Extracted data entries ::
※ ※ ※

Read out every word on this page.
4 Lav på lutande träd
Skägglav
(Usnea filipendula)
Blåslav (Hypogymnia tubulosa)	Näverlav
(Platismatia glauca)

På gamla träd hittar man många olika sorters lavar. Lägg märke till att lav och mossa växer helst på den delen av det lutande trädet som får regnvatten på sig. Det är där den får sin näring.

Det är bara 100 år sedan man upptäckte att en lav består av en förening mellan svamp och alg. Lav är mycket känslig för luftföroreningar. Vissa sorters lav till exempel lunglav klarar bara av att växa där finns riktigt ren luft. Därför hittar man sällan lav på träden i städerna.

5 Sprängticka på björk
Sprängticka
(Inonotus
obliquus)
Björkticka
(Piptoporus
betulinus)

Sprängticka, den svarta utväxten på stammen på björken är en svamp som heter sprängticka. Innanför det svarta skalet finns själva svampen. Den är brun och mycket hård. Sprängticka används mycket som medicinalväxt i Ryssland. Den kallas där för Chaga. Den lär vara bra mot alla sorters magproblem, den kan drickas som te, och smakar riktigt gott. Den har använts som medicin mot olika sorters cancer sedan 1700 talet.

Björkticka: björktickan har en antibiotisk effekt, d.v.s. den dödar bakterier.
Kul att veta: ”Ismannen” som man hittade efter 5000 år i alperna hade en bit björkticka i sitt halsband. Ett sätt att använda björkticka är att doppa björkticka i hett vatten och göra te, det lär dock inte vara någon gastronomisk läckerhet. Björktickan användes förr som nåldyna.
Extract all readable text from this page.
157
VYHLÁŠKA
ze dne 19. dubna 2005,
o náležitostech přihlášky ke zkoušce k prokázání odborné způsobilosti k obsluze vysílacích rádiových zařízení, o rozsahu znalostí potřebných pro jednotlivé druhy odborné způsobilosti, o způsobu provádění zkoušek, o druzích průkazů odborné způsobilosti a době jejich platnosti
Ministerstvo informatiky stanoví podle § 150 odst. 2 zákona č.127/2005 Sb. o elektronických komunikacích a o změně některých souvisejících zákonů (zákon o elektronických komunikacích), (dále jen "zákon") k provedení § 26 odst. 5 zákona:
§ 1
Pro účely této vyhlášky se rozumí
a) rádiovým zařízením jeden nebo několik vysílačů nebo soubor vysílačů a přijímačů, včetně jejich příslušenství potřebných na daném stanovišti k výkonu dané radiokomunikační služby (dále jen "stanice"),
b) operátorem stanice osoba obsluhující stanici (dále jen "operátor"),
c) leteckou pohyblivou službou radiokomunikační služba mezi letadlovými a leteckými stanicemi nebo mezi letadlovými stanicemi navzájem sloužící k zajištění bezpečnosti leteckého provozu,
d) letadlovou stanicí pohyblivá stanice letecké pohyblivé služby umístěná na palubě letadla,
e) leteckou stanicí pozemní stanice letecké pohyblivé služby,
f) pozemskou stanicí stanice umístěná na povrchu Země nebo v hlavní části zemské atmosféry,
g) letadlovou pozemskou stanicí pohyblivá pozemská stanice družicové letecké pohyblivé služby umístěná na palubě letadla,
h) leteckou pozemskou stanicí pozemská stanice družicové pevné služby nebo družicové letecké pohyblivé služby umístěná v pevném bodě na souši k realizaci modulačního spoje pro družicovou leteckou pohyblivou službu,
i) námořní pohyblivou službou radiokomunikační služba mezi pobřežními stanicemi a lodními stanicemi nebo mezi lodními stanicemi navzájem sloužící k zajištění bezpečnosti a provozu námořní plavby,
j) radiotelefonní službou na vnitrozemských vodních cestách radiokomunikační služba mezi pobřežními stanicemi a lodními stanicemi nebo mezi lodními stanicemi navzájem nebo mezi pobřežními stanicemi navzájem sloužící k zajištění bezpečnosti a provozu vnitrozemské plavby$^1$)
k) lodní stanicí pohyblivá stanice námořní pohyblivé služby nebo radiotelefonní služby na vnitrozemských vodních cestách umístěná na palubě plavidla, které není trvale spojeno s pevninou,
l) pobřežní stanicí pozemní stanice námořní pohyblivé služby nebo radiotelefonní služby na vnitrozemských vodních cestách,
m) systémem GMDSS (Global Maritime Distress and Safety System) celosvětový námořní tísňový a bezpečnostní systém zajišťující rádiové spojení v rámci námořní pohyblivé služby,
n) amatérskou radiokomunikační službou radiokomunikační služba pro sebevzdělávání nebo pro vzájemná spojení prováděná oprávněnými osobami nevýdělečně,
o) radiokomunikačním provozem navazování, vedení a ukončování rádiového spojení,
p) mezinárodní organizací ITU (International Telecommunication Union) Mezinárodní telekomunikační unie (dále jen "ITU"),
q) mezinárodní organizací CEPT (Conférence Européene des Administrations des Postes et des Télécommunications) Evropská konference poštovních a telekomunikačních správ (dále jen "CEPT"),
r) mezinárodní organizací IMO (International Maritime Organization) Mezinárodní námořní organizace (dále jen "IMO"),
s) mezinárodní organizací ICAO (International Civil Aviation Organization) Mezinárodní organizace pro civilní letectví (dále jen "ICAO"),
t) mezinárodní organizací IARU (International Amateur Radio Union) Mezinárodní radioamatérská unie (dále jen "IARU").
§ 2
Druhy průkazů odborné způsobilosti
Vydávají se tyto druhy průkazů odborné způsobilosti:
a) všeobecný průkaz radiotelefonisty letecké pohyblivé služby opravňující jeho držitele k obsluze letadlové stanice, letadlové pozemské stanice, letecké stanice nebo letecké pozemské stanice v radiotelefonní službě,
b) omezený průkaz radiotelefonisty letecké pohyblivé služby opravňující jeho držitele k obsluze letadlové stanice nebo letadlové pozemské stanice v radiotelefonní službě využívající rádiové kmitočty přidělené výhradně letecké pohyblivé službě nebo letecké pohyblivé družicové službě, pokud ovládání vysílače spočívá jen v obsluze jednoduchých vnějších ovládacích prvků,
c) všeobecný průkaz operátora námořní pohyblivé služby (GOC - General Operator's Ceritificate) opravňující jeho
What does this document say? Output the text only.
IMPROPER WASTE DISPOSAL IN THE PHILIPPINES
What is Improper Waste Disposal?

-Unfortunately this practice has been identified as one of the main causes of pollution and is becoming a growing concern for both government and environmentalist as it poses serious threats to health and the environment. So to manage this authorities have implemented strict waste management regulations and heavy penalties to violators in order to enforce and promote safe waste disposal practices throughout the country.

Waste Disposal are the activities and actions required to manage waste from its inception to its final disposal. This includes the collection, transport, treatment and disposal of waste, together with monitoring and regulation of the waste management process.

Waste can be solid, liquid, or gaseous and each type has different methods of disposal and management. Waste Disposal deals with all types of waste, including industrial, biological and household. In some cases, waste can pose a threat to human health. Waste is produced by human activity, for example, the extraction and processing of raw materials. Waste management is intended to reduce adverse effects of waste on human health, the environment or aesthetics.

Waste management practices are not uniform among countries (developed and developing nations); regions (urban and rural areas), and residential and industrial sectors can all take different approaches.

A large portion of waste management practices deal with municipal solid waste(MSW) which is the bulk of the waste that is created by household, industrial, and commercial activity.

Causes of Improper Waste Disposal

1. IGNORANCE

※ ※ ※

TASK PROMPT ::
Check every line of the material for the string "mezinárodní" and give the number of lines that have it, without anything else.

RESPONSE TO THE TASK ::
5